Data entries:
━━━━━━━━

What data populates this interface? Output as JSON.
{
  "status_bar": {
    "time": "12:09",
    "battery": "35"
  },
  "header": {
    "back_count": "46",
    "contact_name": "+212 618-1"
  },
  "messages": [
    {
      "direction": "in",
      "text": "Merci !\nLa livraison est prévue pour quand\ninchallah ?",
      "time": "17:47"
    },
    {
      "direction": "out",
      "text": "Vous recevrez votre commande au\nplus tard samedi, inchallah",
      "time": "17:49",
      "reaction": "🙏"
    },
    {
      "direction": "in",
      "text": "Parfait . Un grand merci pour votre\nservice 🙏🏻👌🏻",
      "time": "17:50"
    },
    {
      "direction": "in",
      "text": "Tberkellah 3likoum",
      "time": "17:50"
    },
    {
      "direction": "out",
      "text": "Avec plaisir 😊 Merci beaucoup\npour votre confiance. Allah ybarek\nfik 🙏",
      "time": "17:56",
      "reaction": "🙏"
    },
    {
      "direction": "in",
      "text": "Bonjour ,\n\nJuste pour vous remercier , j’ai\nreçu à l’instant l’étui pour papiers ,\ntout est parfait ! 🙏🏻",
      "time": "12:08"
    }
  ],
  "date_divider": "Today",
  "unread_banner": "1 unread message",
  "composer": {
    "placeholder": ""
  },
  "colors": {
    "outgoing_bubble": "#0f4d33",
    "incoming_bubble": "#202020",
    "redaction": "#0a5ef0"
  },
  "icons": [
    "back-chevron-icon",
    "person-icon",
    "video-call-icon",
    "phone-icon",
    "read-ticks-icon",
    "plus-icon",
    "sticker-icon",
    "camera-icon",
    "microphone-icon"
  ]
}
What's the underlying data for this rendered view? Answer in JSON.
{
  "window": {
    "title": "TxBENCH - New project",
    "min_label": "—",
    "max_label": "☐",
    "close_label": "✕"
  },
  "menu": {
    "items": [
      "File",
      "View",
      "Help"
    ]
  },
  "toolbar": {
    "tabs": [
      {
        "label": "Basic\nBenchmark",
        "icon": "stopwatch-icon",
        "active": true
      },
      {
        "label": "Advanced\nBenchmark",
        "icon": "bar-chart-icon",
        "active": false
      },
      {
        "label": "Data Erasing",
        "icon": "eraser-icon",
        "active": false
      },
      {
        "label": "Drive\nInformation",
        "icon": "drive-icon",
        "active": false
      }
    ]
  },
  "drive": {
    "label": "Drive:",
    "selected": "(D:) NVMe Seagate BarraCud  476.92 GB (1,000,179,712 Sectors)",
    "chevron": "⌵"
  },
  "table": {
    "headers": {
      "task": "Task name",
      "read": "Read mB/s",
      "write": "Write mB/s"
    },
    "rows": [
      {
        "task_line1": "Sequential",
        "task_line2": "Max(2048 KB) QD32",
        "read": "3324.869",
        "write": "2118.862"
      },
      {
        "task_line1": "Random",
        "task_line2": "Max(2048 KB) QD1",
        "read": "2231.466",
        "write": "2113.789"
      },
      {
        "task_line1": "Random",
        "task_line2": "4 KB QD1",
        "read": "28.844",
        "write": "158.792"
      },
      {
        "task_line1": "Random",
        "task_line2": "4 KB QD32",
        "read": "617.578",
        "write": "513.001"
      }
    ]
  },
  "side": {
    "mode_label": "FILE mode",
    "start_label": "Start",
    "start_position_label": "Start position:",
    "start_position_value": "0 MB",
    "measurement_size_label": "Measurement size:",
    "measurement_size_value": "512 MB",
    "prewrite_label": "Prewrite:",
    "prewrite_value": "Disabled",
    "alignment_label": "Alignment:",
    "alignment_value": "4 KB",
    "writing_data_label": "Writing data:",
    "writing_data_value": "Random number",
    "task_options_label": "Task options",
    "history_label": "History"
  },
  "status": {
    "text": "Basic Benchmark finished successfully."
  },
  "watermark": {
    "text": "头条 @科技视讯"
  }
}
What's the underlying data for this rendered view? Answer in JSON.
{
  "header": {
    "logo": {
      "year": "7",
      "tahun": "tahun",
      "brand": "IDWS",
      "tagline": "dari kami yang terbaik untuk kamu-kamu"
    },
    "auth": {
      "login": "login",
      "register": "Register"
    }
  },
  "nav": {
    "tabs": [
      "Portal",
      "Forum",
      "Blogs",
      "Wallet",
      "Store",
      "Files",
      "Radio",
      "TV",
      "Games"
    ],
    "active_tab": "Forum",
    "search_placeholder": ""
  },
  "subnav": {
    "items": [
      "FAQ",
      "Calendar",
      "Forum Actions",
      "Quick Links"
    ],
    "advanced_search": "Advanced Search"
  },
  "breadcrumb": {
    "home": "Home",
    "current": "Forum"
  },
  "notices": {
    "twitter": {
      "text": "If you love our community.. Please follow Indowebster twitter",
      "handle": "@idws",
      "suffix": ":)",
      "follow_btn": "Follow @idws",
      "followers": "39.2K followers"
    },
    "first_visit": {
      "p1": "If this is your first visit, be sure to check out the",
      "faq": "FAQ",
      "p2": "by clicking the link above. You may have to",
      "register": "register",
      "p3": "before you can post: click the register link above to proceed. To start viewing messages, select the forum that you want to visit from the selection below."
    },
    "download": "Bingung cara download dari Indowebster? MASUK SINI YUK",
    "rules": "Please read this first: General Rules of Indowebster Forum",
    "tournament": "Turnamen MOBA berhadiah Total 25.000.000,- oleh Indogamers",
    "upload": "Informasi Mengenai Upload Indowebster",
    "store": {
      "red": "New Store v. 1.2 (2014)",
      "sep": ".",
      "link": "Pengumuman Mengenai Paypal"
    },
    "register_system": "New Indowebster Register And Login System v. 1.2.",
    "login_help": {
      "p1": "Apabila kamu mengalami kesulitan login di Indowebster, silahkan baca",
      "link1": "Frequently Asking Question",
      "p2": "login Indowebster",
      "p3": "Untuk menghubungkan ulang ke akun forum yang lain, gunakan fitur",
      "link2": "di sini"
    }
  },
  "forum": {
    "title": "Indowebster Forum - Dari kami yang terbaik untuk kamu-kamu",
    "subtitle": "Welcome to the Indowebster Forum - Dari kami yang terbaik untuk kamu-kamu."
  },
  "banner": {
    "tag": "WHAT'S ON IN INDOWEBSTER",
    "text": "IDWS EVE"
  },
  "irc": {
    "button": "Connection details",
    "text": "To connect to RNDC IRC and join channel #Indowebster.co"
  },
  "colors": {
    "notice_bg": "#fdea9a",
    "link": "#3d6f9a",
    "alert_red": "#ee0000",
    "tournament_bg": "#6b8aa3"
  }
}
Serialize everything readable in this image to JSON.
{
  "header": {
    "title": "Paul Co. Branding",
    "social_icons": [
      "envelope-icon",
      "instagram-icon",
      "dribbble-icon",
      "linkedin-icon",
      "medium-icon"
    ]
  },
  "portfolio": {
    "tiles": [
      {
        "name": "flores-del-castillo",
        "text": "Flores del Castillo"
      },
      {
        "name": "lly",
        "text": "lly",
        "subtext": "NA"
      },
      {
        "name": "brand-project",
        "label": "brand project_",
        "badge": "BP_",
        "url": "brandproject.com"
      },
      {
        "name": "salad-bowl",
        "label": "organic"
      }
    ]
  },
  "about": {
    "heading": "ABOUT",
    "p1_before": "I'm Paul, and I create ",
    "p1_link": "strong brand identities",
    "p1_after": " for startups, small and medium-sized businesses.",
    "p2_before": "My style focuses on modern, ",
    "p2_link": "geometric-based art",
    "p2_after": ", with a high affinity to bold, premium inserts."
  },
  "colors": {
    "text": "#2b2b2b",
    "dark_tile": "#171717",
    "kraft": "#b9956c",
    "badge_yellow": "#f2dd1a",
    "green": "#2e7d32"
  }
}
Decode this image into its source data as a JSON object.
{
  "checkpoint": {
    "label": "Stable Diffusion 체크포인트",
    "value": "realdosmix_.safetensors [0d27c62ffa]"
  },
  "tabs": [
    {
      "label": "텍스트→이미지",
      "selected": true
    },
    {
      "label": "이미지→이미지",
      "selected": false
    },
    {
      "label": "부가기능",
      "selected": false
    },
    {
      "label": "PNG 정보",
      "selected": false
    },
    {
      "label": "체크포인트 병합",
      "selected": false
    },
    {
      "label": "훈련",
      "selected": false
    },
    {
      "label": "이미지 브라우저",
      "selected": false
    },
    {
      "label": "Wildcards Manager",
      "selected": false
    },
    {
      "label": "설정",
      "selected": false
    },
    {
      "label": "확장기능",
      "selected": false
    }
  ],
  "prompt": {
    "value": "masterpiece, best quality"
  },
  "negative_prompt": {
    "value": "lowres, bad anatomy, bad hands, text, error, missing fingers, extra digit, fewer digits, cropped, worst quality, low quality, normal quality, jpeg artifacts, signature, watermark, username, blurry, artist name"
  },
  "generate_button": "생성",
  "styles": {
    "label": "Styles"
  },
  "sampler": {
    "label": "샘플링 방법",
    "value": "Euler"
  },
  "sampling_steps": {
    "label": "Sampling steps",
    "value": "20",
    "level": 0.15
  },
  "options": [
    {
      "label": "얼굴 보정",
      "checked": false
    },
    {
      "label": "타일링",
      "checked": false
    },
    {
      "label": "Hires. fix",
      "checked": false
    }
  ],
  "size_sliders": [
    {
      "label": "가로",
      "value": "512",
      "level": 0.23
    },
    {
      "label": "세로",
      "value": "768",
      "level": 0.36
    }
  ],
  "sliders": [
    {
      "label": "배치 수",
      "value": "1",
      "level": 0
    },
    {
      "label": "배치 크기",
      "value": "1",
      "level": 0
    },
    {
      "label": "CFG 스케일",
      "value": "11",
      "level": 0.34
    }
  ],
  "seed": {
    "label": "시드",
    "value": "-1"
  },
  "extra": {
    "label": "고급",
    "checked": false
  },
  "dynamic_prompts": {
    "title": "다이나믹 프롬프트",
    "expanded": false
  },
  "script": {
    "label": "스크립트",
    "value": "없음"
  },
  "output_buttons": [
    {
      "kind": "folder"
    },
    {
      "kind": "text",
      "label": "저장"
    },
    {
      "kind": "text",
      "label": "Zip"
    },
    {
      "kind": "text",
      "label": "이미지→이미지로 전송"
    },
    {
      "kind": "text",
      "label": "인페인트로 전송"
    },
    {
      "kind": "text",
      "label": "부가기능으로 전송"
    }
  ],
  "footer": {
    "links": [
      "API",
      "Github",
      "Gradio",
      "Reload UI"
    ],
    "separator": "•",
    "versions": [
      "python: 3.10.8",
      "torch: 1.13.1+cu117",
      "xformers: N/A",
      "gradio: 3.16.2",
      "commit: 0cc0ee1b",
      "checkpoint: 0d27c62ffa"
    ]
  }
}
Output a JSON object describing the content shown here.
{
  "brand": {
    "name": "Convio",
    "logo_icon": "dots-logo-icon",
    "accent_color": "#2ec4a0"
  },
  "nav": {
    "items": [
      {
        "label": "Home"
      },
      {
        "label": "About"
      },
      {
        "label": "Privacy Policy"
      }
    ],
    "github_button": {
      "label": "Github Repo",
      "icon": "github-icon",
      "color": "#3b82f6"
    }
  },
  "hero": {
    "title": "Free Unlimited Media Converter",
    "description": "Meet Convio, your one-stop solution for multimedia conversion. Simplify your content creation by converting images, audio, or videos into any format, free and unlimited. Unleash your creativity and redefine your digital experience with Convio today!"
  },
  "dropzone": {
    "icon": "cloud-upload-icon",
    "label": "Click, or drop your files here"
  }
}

━━━━━━━━

Directive: Reproduce only those lines of the entries above that run from the line with "Output a JSON" to the final line.

The completed task:
Output a JSON object describing the content shown here.
{
  "brand": {
    "name": "Convio",
    "logo_icon": "dots-logo-icon",
    "accent_color": "#2ec4a0"
  },
  "nav": {
    "items": [
      {
        "label": "Home"
      },
      {
        "label": "About"
      },
      {
        "label": "Privacy Policy"
      }
    ],
    "github_button": {
      "label": "Github Repo",
      "icon": "github-icon",
      "color": "#3b82f6"
    }
  },
  "hero": {
    "title": "Free Unlimited Media Converter",
    "description": "Meet Convio, your one-stop solution for multimedia conversion. Simplify your content creation by converting images, audio, or videos into any format, free and unlimited. Unleash your creativity and redefine your digital experience with Convio today!"
  },
  "dropzone": {
    "icon": "cloud-upload-icon",
    "label": "Click, or drop your files here"
  }
}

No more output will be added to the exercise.